Work to do: Copy every line in which the string "ylabel" occurs.

──────── Input

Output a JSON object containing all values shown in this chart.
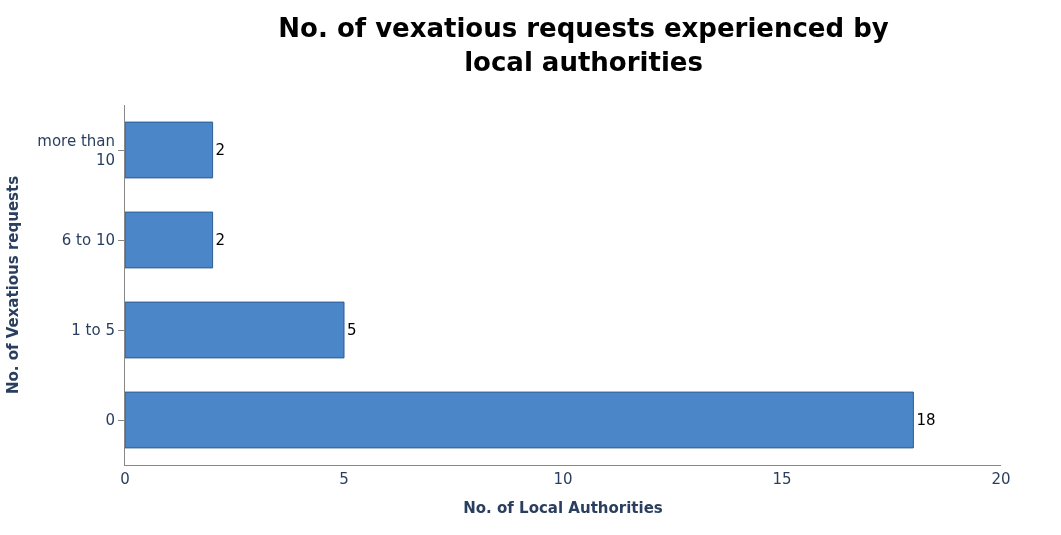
{
  "chart_data": {
    "type": "bar",
    "orientation": "horizontal",
    "title": "No. of vexatious requests experienced by local authorities",
    "xlabel": "No. of Local Authorities",
    "ylabel": "No. of Vexatious requests",
    "categories": [
      "more than 10",
      "6 to 10",
      "1 to 5",
      "0"
    ],
    "values": [
      2,
      2,
      5,
      18
    ],
    "color": "#4a86c8",
    "xlim": [
      0,
      20
    ],
    "xticks": [
      0,
      5,
      10,
      15,
      20
    ],
    "data_labels": true
  }
}
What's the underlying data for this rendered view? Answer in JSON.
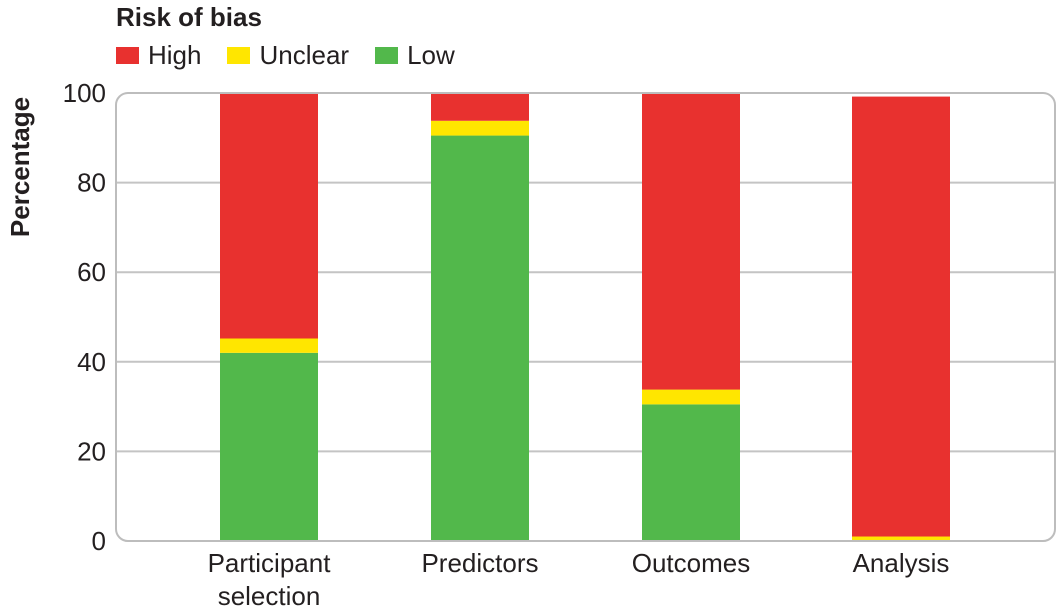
{
  "legend": {
    "title": "Risk of bias",
    "items": [
      {
        "label": "High",
        "color": "#e8312f"
      },
      {
        "label": "Unclear",
        "color": "#ffe600"
      },
      {
        "label": "Low",
        "color": "#52b84b"
      }
    ]
  },
  "chart_data": {
    "type": "bar",
    "stacked": true,
    "ylabel": "Percentage",
    "xlabel": "",
    "ylim": [
      0,
      100
    ],
    "yticks": [
      0,
      20,
      40,
      60,
      80,
      100
    ],
    "categories": [
      [
        "Participant",
        "selection"
      ],
      [
        "Predictors"
      ],
      [
        "Outcomes"
      ],
      [
        "Analysis"
      ]
    ],
    "series": [
      {
        "name": "Low",
        "color": "#52b84b",
        "values": [
          42,
          90.5,
          30.5,
          0
        ]
      },
      {
        "name": "Unclear",
        "color": "#ffe600",
        "values": [
          3.2,
          3.3,
          3.3,
          1
        ]
      },
      {
        "name": "High",
        "color": "#e8312f",
        "values": [
          54.8,
          6.2,
          66.2,
          98.2
        ]
      }
    ],
    "grid": true,
    "legend_position": "top-left"
  }
}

────────────────

Complete response:
    "ylabel": "No. of Vexatious requests",
    "ylabel": "Percentage",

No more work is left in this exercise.